►

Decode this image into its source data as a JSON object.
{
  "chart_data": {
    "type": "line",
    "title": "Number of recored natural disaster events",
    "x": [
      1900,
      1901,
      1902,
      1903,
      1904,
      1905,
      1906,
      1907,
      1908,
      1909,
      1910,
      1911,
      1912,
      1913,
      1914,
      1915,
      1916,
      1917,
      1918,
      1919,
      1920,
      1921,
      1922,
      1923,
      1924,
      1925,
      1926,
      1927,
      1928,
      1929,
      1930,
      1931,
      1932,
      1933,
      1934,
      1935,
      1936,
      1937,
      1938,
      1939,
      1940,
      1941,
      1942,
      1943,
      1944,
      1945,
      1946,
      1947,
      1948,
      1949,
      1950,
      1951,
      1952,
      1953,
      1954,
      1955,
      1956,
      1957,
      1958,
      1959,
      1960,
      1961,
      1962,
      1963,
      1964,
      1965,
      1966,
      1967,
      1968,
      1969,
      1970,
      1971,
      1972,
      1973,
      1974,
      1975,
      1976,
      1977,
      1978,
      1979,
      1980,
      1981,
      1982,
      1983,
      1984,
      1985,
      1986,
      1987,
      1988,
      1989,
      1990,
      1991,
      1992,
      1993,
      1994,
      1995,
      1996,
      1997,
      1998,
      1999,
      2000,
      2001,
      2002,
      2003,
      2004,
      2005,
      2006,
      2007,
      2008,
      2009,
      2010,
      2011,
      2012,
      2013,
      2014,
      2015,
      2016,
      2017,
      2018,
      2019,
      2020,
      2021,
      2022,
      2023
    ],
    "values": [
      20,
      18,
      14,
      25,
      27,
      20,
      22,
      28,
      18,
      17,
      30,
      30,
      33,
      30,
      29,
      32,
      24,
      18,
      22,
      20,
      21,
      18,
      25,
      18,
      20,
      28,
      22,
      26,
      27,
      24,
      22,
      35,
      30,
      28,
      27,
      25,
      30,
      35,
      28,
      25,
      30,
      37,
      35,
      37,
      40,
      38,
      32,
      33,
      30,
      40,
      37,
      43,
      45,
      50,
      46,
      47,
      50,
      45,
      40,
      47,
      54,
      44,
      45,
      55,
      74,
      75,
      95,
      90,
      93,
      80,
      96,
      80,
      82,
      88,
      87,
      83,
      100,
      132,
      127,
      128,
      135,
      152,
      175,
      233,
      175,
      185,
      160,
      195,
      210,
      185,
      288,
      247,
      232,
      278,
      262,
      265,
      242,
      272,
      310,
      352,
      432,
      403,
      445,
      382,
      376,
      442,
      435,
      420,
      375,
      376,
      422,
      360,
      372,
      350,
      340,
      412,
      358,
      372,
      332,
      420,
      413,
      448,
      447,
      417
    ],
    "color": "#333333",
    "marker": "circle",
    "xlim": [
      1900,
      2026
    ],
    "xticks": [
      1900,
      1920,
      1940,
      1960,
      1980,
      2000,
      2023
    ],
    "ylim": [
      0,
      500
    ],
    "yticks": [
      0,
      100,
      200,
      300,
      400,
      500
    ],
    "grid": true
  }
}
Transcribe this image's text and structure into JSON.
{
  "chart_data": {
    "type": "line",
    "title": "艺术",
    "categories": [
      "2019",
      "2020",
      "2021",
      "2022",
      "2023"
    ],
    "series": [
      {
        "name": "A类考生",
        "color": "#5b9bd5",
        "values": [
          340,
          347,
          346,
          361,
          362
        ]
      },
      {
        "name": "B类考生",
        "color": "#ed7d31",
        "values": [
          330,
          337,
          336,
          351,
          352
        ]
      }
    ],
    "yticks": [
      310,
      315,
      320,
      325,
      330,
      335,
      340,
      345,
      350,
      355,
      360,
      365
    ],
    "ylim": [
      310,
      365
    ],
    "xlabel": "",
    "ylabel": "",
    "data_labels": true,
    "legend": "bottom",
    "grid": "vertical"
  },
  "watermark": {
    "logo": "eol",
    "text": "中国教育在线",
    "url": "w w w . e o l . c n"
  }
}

◄

### TASK DETAILS
Every record should be repeated exactly; please leave none out.

### THE REPLY
Decode this image into its source data as a JSON object.
{
  "chart_data": {
    "type": "line",
    "title": "Number of recored natural disaster events",
    "x": [
      1900,
      1901,
      1902,
      1903,
      1904,
      1905,
      1906,
      1907,
      1908,
      1909,
      1910,
      1911,
      1912,
      1913,
      1914,
      1915,
      1916,
      1917,
      1918,
      1919,
      1920,
      1921,
      1922,
      1923,
      1924,
      1925,
      1926,
      1927,
      1928,
      1929,
      1930,
      1931,
      1932,
      1933,
      1934,
      1935,
      1936,
      1937,
      1938,
      1939,
      1940,
      1941,
      1942,
      1943,
      1944,
      1945,
      1946,
      1947,
      1948,
      1949,
      1950,
      1951,
      1952,
      1953,
      1954,
      1955,
      1956,
      1957,
      1958,
      1959,
      1960,
      1961,
      1962,
      1963,
      1964,
      1965,
      1966,
      1967,
      1968,
      1969,
      1970,
      1971,
      1972,
      1973,
      1974,
      1975,
      1976,
      1977,
      1978,
      1979,
      1980,
      1981,
      1982,
      1983,
      1984,
      1985,
      1986,
      1987,
      1988,
      1989,
      1990,
      1991,
      1992,
      1993,
      1994,
      1995,
      1996,
      1997,
      1998,
      1999,
      2000,
      2001,
      2002,
      2003,
      2004,
      2005,
      2006,
      2007,
      2008,
      2009,
      2010,
      2011,
      2012,
      2013,
      2014,
      2015,
      2016,
      2017,
      2018,
      2019,
      2020,
      2021,
      2022,
      2023
    ],
    "values": [
      20,
      18,
      14,
      25,
      27,
      20,
      22,
      28,
      18,
      17,
      30,
      30,
      33,
      30,
      29,
      32,
      24,
      18,
      22,
      20,
      21,
      18,
      25,
      18,
      20,
      28,
      22,
      26,
      27,
      24,
      22,
      35,
      30,
      28,
      27,
      25,
      30,
      35,
      28,
      25,
      30,
      37,
      35,
      37,
      40,
      38,
      32,
      33,
      30,
      40,
      37,
      43,
      45,
      50,
      46,
      47,
      50,
      45,
      40,
      47,
      54,
      44,
      45,
      55,
      74,
      75,
      95,
      90,
      93,
      80,
      96,
      80,
      82,
      88,
      87,
      83,
      100,
      132,
      127,
      128,
      135,
      152,
      175,
      233,
      175,
      185,
      160,
      195,
      210,
      185,
      288,
      247,
      232,
      278,
      262,
      265,
      242,
      272,
      310,
      352,
      432,
      403,
      445,
      382,
      376,
      442,
      435,
      420,
      375,
      376,
      422,
      360,
      372,
      350,
      340,
      412,
      358,
      372,
      332,
      420,
      413,
      448,
      447,
      417
    ],
    "color": "#333333",
    "marker": "circle",
    "xlim": [
      1900,
      2026
    ],
    "xticks": [
      1900,
      1920,
      1940,
      1960,
      1980,
      2000,
      2023
    ],
    "ylim": [
      0,
      500
    ],
    "yticks": [
      0,
      100,
      200,
      300,
      400,
      500
    ],
    "grid": true
  }
}
Transcribe this image's text and structure into JSON.
{
  "chart_data": {
    "type": "line",
    "title": "艺术",
    "categories": [
      "2019",
      "2020",
      "2021",
      "2022",
      "2023"
    ],
    "series": [
      {
        "name": "A类考生",
        "color": "#5b9bd5",
        "values": [
          340,
          347,
          346,
          361,
          362
        ]
      },
      {
        "name": "B类考生",
        "color": "#ed7d31",
        "values": [
          330,
          337,
          336,
          351,
          352
        ]
      }
    ],
    "yticks": [
      310,
      315,
      320,
      325,
      330,
      335,
      340,
      345,
      350,
      355,
      360,
      365
    ],
    "ylim": [
      310,
      365
    ],
    "xlabel": "",
    "ylabel": "",
    "data_labels": true,
    "legend": "bottom",
    "grid": "vertical"
  },
  "watermark": {
    "logo": "eol",
    "text": "中国教育在线",
    "url": "w w w . e o l . c n"
  }
}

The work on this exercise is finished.